STATED EXERCISE: Give every line of the material again, exactly as written.

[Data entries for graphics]

====================

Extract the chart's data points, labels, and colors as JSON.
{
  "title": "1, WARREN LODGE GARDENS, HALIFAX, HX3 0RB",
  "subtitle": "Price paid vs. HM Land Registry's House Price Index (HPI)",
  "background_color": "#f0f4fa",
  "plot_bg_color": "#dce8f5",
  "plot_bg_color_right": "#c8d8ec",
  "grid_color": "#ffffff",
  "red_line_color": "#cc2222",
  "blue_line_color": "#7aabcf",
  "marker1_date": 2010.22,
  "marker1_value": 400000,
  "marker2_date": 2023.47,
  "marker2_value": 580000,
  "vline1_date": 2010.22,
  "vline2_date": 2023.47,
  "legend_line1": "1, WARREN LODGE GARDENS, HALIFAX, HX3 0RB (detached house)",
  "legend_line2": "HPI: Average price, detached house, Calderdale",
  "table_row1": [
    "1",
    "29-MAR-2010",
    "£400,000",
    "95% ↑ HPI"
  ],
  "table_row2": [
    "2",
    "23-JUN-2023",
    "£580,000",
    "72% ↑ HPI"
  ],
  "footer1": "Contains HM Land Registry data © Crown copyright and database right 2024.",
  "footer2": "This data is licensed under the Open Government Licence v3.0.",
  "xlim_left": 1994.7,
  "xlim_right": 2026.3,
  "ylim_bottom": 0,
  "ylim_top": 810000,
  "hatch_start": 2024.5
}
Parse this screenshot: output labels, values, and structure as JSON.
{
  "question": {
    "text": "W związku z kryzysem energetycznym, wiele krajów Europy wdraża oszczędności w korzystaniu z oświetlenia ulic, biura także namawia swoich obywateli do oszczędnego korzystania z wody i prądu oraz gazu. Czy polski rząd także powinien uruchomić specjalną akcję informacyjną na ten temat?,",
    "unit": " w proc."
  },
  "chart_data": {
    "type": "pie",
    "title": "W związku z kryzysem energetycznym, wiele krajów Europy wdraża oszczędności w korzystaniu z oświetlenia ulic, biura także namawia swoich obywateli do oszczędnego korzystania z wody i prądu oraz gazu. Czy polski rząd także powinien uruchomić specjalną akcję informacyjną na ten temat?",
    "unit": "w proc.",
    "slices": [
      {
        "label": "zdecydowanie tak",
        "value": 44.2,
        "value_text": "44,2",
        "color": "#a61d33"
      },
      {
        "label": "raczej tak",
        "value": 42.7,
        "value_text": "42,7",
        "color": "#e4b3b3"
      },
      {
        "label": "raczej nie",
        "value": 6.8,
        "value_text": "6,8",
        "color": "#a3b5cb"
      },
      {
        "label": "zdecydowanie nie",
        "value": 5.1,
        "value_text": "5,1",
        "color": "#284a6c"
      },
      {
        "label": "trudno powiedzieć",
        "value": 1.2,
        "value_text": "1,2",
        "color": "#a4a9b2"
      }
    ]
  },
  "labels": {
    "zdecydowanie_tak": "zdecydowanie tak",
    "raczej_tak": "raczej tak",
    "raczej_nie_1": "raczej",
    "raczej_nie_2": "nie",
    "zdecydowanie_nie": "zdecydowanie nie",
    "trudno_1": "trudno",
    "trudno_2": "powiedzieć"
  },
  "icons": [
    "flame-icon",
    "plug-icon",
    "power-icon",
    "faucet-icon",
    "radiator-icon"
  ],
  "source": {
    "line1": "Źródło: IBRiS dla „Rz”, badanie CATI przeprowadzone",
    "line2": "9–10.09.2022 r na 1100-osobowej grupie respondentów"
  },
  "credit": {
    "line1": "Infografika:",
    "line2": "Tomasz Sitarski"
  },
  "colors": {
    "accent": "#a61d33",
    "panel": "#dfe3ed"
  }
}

====================

RESPONSE TO THE TASK:
Extract the chart's data points, labels, and colors as JSON.
{
  "title": "1, WARREN LODGE GARDENS, HALIFAX, HX3 0RB",
  "subtitle": "Price paid vs. HM Land Registry's House Price Index (HPI)",
  "background_color": "#f0f4fa",
  "plot_bg_color": "#dce8f5",
  "plot_bg_color_right": "#c8d8ec",
  "grid_color": "#ffffff",
  "red_line_color": "#cc2222",
  "blue_line_color": "#7aabcf",
  "marker1_date": 2010.22,
  "marker1_value": 400000,
  "marker2_date": 2023.47,
  "marker2_value": 580000,
  "vline1_date": 2010.22,
  "vline2_date": 2023.47,
  "legend_line1": "1, WARREN LODGE GARDENS, HALIFAX, HX3 0RB (detached house)",
  "legend_line2": "HPI: Average price, detached house, Calderdale",
  "table_row1": [
    "1",
    "29-MAR-2010",
    "£400,000",
    "95% ↑ HPI"
  ],
  "table_row2": [
    "2",
    "23-JUN-2023",
    "£580,000",
    "72% ↑ HPI"
  ],
  "footer1": "Contains HM Land Registry data © Crown copyright and database right 2024.",
  "footer2": "This data is licensed under the Open Government Licence v3.0.",
  "xlim_left": 1994.7,
  "xlim_right": 2026.3,
  "ylim_bottom": 0,
  "ylim_top": 810000,
  "hatch_start": 2024.5
}
Parse this screenshot: output labels, values, and structure as JSON.
{
  "question": {
    "text": "W związku z kryzysem energetycznym, wiele krajów Europy wdraża oszczędności w korzystaniu z oświetlenia ulic, biura także namawia swoich obywateli do oszczędnego korzystania z wody i prądu oraz gazu. Czy polski rząd także powinien uruchomić specjalną akcję informacyjną na ten temat?,",
    "unit": " w proc."
  },
  "chart_data": {
    "type": "pie",
    "title": "W związku z kryzysem energetycznym, wiele krajów Europy wdraża oszczędności w korzystaniu z oświetlenia ulic, biura także namawia swoich obywateli do oszczędnego korzystania z wody i prądu oraz gazu. Czy polski rząd także powinien uruchomić specjalną akcję informacyjną na ten temat?",
    "unit": "w proc.",
    "slices": [
      {
        "label": "zdecydowanie tak",
        "value": 44.2,
        "value_text": "44,2",
        "color": "#a61d33"
      },
      {
        "label": "raczej tak",
        "value": 42.7,
        "value_text": "42,7",
        "color": "#e4b3b3"
      },
      {
        "label": "raczej nie",
        "value": 6.8,
        "value_text": "6,8",
        "color": "#a3b5cb"
      },
      {
        "label": "zdecydowanie nie",
        "value": 5.1,
        "value_text": "5,1",
        "color": "#284a6c"
      },
      {
        "label": "trudno powiedzieć",
        "value": 1.2,
        "value_text": "1,2",
        "color": "#a4a9b2"
      }
    ]
  },
  "labels": {
    "zdecydowanie_tak": "zdecydowanie tak",
    "raczej_tak": "raczej tak",
    "raczej_nie_1": "raczej",
    "raczej_nie_2": "nie",
    "zdecydowanie_nie": "zdecydowanie nie",
    "trudno_1": "trudno",
    "trudno_2": "powiedzieć"
  },
  "icons": [
    "flame-icon",
    "plug-icon",
    "power-icon",
    "faucet-icon",
    "radiator-icon"
  ],
  "source": {
    "line1": "Źródło: IBRiS dla „Rz”, badanie CATI przeprowadzone",
    "line2": "9–10.09.2022 r na 1100-osobowej grupie respondentów"
  },
  "credit": {
    "line1": "Infografika:",
    "line2": "Tomasz Sitarski"
  },
  "colors": {
    "accent": "#a61d33",
    "panel": "#dfe3ed"
  }
}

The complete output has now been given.